━━━━━ Dataset records ━━━━━

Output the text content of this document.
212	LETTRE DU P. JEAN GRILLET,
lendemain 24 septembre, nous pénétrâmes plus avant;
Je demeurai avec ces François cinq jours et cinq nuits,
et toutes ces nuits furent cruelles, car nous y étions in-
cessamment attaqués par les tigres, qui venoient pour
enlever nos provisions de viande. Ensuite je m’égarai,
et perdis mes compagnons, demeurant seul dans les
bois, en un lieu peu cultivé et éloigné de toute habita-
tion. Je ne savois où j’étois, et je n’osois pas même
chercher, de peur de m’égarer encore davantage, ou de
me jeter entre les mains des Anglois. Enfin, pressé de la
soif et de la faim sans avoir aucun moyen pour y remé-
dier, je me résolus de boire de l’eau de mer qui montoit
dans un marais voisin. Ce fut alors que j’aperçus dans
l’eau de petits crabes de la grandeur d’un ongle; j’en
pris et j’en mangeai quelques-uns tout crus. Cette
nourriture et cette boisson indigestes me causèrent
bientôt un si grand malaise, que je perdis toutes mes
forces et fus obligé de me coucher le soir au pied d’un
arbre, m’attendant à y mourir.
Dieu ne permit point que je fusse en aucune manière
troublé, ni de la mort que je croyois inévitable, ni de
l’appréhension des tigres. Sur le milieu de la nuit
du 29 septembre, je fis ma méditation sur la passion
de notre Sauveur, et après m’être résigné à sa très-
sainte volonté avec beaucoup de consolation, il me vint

━━━━━

*Written task*. A number is the only answer here: how many lines of the material above contain "septembre"?

*Response to this exercise*. 2